> **Required work**: Where a line of the listing below includes the word "случае", reproduce that line.

──────── Data for this exercise

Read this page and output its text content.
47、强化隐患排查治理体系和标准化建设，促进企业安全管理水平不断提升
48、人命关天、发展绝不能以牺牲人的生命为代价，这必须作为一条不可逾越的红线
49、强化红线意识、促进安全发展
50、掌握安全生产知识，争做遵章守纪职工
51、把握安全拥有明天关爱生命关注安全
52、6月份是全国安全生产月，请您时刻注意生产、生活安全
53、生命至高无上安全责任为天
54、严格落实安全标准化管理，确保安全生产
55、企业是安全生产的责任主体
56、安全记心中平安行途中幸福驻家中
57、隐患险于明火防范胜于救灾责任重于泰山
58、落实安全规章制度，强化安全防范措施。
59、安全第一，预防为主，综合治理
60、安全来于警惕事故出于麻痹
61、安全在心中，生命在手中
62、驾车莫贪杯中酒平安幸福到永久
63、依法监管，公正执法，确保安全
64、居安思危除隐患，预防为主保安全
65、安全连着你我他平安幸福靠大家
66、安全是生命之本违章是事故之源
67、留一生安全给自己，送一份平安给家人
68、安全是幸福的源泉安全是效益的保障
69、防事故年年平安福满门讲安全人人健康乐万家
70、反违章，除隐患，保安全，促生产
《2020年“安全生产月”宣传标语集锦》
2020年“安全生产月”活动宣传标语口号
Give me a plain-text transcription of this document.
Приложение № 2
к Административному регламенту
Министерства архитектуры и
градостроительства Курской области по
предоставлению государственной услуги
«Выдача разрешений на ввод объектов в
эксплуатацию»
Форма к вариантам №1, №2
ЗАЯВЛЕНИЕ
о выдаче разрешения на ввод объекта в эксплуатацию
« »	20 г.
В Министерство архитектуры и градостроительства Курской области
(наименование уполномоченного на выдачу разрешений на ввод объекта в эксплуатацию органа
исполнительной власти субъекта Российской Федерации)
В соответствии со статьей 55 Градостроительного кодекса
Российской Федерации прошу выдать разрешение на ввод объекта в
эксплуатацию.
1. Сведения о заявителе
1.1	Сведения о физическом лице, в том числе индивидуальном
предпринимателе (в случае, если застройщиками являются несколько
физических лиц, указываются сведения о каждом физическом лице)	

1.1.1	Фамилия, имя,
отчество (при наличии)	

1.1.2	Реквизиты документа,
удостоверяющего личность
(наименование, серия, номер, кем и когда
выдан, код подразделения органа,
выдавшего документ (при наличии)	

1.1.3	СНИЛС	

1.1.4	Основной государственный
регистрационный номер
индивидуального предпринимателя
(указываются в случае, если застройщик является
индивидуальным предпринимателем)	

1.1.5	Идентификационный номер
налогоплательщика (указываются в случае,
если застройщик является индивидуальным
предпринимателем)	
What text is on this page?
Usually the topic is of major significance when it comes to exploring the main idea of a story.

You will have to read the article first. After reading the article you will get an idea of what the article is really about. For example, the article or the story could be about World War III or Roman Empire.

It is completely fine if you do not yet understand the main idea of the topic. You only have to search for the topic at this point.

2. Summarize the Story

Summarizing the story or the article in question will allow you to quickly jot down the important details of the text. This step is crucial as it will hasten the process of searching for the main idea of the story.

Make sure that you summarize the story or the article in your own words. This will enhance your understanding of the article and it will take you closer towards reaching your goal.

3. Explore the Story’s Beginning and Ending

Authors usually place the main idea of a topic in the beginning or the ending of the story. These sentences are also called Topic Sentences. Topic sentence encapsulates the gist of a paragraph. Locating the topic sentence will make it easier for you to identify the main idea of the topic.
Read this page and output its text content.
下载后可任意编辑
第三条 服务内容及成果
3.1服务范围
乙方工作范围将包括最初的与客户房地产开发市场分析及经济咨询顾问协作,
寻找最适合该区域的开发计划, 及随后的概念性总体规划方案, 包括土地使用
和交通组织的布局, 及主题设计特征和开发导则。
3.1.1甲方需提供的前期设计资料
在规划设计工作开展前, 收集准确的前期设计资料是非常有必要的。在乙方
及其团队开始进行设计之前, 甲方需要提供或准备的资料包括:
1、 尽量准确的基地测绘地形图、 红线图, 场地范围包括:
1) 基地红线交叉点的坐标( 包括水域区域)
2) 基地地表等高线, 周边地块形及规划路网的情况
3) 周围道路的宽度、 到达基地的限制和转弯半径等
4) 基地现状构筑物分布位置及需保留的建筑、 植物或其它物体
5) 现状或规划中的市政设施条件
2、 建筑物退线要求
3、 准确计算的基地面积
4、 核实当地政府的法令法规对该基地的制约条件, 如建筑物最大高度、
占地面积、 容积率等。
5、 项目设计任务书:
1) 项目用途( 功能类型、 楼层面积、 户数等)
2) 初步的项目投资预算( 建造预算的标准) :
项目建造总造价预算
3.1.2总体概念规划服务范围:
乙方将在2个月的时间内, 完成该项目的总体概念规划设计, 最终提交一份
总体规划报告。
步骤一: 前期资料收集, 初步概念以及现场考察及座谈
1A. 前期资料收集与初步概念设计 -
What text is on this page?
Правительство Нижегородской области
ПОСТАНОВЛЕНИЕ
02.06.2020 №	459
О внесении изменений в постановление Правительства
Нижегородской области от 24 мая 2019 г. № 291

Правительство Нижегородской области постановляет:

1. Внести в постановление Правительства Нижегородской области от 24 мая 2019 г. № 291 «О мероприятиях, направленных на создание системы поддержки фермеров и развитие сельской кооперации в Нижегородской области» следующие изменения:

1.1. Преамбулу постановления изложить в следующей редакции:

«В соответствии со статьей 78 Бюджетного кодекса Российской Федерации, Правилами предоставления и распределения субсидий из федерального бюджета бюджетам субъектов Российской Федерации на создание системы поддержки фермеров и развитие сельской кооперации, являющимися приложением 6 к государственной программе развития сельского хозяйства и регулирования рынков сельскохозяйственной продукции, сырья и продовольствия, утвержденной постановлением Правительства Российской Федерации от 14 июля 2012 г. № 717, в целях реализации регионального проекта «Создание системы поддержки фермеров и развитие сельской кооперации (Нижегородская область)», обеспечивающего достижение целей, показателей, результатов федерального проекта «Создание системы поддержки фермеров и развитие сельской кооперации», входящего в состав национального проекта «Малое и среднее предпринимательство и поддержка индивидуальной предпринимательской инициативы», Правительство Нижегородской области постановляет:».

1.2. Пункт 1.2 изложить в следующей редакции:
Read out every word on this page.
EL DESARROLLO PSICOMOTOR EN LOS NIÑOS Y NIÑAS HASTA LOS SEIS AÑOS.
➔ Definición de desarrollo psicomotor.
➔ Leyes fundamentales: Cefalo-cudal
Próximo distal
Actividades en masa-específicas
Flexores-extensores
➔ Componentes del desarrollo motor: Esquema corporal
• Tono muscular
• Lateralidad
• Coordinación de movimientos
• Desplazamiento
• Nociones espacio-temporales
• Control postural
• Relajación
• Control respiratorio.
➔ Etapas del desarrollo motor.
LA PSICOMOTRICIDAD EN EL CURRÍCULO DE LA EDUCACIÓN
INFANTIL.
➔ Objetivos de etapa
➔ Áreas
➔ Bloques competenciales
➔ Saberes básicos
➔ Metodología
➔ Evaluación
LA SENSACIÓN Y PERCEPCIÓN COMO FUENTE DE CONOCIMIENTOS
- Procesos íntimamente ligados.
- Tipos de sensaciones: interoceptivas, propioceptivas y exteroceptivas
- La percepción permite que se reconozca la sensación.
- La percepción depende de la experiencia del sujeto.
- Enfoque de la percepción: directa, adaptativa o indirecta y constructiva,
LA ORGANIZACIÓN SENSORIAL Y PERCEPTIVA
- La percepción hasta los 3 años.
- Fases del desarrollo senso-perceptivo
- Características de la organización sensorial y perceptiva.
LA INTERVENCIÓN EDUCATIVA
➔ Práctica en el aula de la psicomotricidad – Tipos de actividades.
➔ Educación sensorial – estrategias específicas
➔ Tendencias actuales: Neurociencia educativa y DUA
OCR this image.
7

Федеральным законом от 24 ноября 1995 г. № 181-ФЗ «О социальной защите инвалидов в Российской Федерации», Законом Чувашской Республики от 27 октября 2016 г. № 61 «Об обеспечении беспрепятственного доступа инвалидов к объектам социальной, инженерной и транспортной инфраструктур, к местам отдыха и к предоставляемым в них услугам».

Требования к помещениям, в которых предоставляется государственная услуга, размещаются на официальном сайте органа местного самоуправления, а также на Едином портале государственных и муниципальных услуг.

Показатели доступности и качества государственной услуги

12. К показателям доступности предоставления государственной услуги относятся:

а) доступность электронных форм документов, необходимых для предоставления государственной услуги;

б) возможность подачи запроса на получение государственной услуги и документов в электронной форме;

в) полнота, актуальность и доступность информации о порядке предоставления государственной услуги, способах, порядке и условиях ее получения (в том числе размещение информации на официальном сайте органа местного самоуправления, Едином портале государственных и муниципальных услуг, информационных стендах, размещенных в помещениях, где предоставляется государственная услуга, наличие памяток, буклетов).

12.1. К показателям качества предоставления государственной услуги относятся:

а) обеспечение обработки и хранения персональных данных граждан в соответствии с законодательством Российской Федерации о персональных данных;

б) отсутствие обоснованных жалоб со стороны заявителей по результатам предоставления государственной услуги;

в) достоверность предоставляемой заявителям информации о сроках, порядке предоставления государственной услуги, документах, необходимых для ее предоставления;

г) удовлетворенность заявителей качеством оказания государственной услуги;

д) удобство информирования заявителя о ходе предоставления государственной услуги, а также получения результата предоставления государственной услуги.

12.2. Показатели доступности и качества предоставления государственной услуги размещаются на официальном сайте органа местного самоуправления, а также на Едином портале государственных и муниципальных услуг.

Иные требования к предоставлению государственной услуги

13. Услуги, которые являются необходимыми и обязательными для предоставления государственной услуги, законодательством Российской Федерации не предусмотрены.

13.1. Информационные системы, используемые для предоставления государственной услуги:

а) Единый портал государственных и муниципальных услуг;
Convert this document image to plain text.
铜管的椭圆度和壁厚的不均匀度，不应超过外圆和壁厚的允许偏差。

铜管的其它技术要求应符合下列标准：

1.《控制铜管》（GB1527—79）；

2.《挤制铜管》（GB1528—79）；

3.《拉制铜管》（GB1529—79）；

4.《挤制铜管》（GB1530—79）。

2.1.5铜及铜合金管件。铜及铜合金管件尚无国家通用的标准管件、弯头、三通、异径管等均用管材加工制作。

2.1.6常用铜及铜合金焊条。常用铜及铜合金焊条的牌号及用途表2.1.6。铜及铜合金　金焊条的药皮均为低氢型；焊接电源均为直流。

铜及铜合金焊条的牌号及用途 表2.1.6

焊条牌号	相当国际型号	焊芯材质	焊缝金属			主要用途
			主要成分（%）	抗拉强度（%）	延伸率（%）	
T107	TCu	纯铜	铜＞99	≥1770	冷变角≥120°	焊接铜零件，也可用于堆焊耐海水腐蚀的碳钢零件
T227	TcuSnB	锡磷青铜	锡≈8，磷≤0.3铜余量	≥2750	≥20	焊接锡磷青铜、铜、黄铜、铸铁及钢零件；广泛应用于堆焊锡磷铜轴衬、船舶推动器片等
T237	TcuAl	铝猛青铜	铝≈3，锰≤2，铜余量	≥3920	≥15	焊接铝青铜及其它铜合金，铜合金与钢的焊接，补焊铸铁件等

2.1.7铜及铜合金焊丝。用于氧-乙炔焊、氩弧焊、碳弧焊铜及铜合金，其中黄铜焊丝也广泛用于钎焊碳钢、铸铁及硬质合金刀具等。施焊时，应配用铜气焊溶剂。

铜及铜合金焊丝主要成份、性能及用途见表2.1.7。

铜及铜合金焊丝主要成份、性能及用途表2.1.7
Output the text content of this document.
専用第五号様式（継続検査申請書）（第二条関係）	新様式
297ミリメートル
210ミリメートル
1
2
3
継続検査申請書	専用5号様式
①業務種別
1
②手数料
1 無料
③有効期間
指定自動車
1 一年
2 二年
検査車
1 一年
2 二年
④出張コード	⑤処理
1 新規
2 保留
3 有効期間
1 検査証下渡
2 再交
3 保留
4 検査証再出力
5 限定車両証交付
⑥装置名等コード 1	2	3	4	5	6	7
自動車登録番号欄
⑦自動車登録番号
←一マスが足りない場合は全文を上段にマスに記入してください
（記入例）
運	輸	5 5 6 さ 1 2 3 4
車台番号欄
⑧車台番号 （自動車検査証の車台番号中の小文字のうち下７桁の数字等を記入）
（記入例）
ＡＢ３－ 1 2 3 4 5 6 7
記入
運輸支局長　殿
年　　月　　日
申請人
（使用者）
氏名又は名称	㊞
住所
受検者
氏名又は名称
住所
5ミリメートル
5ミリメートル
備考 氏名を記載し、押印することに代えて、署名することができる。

────────────────

> **Response to this task**:
предпринимателе (в случае, если застройщиками являются несколько
(указываются в случае, если застройщик является
налогоплательщика (указываются в случае,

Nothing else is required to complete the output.